Your instructions: Check every line below for the word "vacker" and copy the ones that have it.

Data to examine Start Marker

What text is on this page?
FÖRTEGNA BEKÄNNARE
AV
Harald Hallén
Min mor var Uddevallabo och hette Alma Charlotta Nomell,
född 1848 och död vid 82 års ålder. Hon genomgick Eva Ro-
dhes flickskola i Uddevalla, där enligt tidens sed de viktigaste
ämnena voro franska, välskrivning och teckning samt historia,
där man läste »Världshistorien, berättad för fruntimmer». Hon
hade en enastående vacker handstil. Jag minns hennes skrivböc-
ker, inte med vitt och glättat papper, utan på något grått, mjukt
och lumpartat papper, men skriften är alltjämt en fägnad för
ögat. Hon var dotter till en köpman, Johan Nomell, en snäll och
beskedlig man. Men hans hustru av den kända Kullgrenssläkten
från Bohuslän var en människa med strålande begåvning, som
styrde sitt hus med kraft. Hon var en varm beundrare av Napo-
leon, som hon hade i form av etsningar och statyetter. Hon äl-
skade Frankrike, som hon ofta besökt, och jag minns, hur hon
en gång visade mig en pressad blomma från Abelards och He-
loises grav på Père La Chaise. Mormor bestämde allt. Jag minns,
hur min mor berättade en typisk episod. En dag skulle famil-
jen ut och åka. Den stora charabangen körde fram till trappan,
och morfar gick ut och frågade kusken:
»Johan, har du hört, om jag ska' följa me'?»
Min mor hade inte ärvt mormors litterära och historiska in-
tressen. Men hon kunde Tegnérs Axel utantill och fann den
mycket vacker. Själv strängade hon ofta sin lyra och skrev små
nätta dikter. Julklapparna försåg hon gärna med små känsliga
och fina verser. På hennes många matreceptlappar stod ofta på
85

Data to examine End Marker

The completed task:
hade en enastående vacker handstil. Jag minns hennes skrivböc-
mycket vacker. Själv strängade hon ofta sin lyra och skrev små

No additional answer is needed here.